• **Your goal**:
Copy each line below in which the word "para" occurs.

Extracted records
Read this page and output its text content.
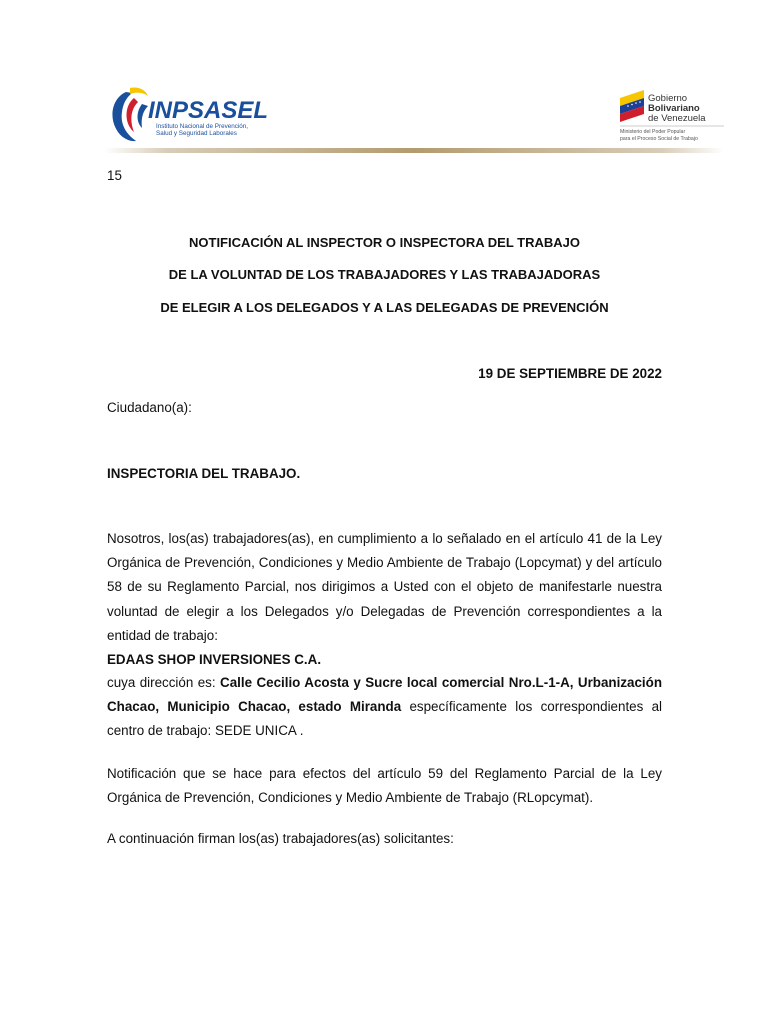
INPSASEL
Instituto Nacional de Prevención,
Salud y Seguridad Laborales
Gobierno
Bolivariano
de Venezuela
Ministerio del Poder Popular
para el Proceso Social de Trabajo
15
NOTIFICACIÓN AL INSPECTOR O INSPECTORA DEL TRABAJO
DE LA VOLUNTAD DE LOS TRABAJADORES Y LAS TRABAJADORAS
DE ELEGIR A LOS DELEGADOS Y A LAS DELEGADAS DE PREVENCIÓN
19 DE SEPTIEMBRE DE 2022
Ciudadano(a):
INSPECTORIA DEL TRABAJO.
Nosotros, los(as) trabajadores(as), en cumplimiento a lo señalado en el artículo 41 de la Ley Orgánica de Prevención, Condiciones y Medio Ambiente de Trabajo (Lopcymat) y del artículo 58 de su Reglamento Parcial, nos dirigimos a Usted con el objeto de manifestarle nuestra voluntad de elegir a los Delegados y/o Delegadas de Prevención correspondientes a la entidad de trabajo:
EDAAS SHOP INVERSIONES C.A.
cuya dirección es: Calle Cecilio Acosta y Sucre local comercial Nro.L-1-A, Urbanización Chacao, Municipio Chacao, estado Miranda específicamente los correspondientes al centro de trabajo: SEDE UNICA .
Notificación que se hace para efectos del artículo 59 del Reglamento Parcial de la Ley Orgánica de Prevención, Condiciones y Medio Ambiente de Trabajo (RLopcymat).
A continuación firman los(as) trabajadores(as) solicitantes:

• **Answer to this problem**:
para el Proceso Social de Trabajo
Notificación que se hace para efectos del artículo 59 del Reglamento Parcial de la Ley Orgánica de Prevención, Condiciones y Medio Ambiente de Trabajo (RLopcymat).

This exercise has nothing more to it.